Dataset records
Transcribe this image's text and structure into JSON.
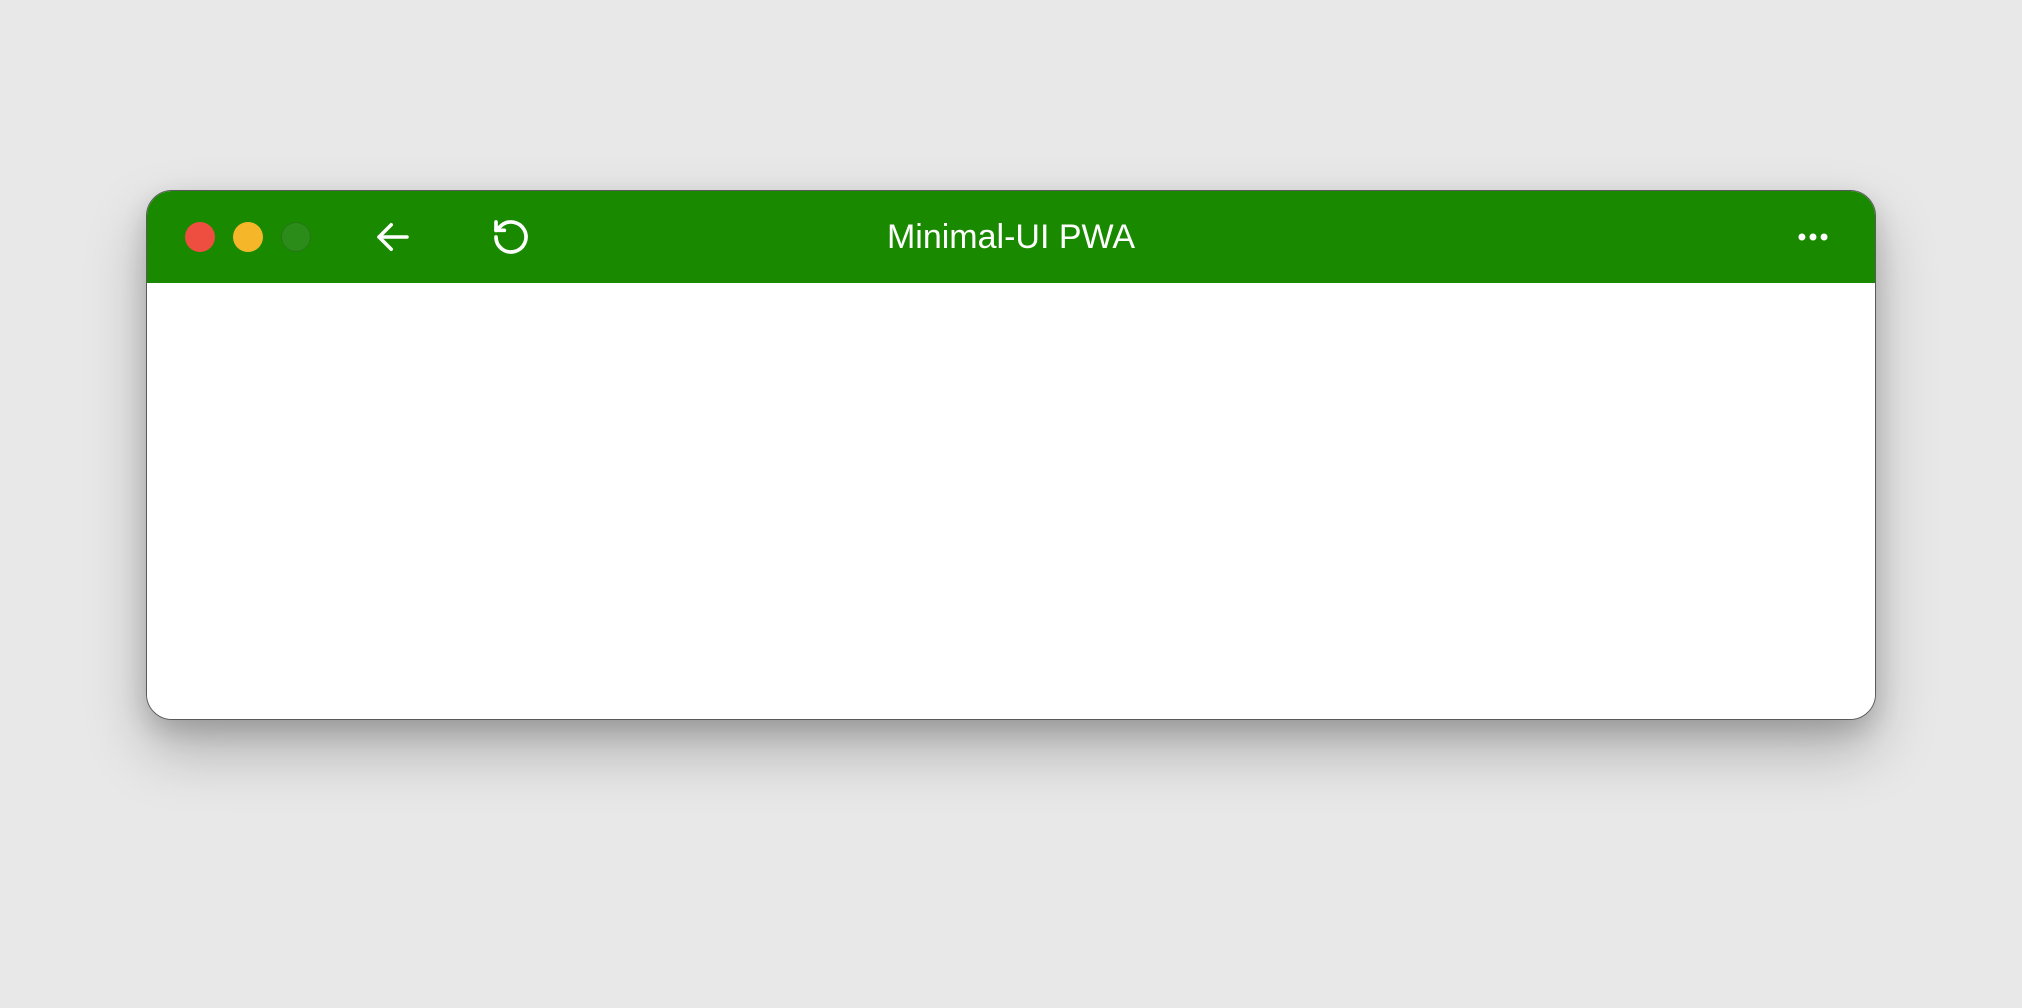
{
  "window": {
    "title": "Minimal-UI PWA",
    "titlebar_color": "#198a00",
    "content_color": "#ffffff"
  },
  "traffic_lights": {
    "close_color": "#ee4e3f",
    "minimize_color": "#f6b62a",
    "maximize_color": "#2b8c1a"
  },
  "icons": {
    "back": "arrow-left-icon",
    "reload": "reload-icon",
    "more": "more-horizontal-icon"
  }
}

-- EXERCISE GOAL --
Copy out all the data exactly; skip the pictures.

-- FINISHED TASK --
Transcribe this image's text and structure into JSON.
{
  "window": {
    "title": "Minimal-UI PWA",
    "titlebar_color": "#198a00",
    "content_color": "#ffffff"
  },
  "traffic_lights": {
    "close_color": "#ee4e3f",
    "minimize_color": "#f6b62a",
    "maximize_color": "#2b8c1a"
  },
  "icons": {
    "back": "arrow-left-icon",
    "reload": "reload-icon",
    "more": "more-horizontal-icon"
  }
}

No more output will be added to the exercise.